### Provided data
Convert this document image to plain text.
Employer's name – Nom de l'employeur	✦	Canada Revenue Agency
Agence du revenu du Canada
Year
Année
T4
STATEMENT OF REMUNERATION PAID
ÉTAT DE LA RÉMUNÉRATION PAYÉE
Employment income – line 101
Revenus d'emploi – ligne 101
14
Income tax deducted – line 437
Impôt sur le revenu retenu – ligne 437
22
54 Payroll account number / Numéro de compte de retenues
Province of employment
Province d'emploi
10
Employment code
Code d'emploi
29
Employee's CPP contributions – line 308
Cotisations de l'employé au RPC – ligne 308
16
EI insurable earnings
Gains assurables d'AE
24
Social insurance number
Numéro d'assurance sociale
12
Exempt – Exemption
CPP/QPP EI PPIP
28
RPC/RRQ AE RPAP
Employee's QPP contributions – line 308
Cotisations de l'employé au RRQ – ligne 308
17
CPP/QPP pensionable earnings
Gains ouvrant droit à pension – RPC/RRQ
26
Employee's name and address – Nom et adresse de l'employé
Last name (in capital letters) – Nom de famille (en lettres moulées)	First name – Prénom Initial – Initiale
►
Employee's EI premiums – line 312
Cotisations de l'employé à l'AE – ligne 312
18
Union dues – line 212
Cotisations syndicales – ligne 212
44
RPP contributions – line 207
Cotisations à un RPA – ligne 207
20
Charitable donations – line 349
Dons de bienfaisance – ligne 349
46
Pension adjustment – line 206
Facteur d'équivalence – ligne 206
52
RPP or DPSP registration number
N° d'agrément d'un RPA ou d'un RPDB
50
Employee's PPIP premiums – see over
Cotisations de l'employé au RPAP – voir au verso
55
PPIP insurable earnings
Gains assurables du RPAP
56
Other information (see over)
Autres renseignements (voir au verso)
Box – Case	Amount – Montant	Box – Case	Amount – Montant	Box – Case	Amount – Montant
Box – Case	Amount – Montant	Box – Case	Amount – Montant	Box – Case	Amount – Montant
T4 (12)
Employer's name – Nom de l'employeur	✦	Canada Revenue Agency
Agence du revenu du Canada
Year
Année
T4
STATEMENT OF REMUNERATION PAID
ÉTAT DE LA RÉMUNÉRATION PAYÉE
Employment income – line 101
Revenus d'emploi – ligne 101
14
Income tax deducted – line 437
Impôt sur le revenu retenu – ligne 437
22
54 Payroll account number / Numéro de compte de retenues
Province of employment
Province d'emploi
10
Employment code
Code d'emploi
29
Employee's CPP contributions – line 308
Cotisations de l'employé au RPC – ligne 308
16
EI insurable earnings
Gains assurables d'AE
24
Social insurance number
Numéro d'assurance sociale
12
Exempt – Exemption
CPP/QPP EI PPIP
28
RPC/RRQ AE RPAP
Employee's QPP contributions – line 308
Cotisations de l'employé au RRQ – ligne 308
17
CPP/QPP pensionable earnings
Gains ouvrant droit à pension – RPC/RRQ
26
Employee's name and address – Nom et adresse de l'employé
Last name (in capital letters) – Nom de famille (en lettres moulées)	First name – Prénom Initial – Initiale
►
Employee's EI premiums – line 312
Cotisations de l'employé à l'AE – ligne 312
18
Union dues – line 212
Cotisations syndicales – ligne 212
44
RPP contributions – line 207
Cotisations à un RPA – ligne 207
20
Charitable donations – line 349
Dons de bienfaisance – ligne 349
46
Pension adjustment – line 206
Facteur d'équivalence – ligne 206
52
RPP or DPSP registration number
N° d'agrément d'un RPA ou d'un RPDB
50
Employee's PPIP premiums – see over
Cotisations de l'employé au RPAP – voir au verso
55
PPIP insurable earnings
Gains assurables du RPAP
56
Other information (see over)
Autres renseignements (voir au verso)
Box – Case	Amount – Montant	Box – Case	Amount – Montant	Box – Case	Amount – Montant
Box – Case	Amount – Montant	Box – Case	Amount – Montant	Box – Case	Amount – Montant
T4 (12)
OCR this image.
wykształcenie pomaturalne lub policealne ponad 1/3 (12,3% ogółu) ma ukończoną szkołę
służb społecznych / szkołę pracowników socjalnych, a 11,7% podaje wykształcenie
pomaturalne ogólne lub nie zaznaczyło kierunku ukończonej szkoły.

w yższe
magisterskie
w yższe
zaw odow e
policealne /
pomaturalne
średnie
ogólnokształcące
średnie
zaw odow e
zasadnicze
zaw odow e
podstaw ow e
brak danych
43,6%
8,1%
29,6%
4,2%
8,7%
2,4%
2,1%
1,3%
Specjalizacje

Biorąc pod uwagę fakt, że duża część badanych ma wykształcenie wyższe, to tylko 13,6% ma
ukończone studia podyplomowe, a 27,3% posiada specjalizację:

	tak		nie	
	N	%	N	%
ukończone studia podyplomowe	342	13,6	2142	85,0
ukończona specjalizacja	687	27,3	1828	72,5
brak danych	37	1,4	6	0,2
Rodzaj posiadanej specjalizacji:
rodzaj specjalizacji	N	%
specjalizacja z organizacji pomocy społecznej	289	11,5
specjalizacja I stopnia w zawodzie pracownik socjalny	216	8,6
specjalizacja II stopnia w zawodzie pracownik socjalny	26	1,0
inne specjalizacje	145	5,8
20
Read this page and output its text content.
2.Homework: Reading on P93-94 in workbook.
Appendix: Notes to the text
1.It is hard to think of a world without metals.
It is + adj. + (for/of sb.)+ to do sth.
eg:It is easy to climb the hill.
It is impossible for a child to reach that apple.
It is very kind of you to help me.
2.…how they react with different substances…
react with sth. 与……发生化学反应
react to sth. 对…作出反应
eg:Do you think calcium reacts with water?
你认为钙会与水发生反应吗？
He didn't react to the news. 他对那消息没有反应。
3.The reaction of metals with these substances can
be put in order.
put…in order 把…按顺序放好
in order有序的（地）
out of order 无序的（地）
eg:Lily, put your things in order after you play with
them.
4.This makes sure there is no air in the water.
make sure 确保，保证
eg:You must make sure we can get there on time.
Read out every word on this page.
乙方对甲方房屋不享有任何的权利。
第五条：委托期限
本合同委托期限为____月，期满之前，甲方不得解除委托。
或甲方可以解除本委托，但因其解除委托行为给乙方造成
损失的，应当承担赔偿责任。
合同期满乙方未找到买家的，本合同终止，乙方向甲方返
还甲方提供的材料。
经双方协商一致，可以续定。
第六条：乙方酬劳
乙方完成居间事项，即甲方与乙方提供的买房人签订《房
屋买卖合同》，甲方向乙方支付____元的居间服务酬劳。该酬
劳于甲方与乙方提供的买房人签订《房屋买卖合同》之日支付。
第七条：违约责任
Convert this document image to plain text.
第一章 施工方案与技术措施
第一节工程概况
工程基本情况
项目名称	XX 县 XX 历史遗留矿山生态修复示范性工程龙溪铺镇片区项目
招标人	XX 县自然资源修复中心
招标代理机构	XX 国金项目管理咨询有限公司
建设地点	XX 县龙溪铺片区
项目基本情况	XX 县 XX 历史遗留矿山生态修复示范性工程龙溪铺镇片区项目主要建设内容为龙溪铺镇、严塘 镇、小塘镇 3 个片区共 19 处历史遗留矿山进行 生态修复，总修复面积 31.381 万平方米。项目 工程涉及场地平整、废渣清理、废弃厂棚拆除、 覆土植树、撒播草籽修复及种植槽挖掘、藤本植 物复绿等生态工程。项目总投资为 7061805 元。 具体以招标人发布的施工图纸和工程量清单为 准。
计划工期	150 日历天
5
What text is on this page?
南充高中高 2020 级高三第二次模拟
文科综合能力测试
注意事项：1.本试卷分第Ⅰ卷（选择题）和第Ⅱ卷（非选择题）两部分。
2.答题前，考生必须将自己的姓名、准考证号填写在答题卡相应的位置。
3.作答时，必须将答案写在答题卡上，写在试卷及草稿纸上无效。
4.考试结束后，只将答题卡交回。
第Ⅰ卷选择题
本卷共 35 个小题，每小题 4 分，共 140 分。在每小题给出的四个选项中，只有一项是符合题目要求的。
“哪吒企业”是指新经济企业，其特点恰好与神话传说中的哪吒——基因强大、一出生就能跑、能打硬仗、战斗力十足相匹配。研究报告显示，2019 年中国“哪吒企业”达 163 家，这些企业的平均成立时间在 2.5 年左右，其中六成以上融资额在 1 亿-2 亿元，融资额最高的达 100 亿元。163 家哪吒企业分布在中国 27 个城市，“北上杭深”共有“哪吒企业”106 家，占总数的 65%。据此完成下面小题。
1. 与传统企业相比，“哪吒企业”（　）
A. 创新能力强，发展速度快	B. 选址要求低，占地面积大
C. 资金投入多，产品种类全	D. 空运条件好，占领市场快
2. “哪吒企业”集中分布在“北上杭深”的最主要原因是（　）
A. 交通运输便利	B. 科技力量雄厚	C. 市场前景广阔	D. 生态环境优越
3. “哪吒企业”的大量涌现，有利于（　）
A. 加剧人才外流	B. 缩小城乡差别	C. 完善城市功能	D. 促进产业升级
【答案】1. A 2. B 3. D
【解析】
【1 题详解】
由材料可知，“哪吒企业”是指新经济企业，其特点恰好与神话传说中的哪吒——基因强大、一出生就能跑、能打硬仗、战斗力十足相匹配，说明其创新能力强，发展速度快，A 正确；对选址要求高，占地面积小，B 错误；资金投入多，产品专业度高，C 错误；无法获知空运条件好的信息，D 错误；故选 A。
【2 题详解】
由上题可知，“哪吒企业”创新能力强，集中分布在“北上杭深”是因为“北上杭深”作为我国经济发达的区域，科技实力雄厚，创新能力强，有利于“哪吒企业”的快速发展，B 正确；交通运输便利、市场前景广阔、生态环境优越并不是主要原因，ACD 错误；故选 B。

### Problem requirements
Where a line in the entries holds "stopnia", copy that line.

### Solution to this exercise
specjalizacja I stopnia w zawodzie pracownik socjalny	216	8,6
specjalizacja II stopnia w zawodzie pracownik socjalny	26	1,0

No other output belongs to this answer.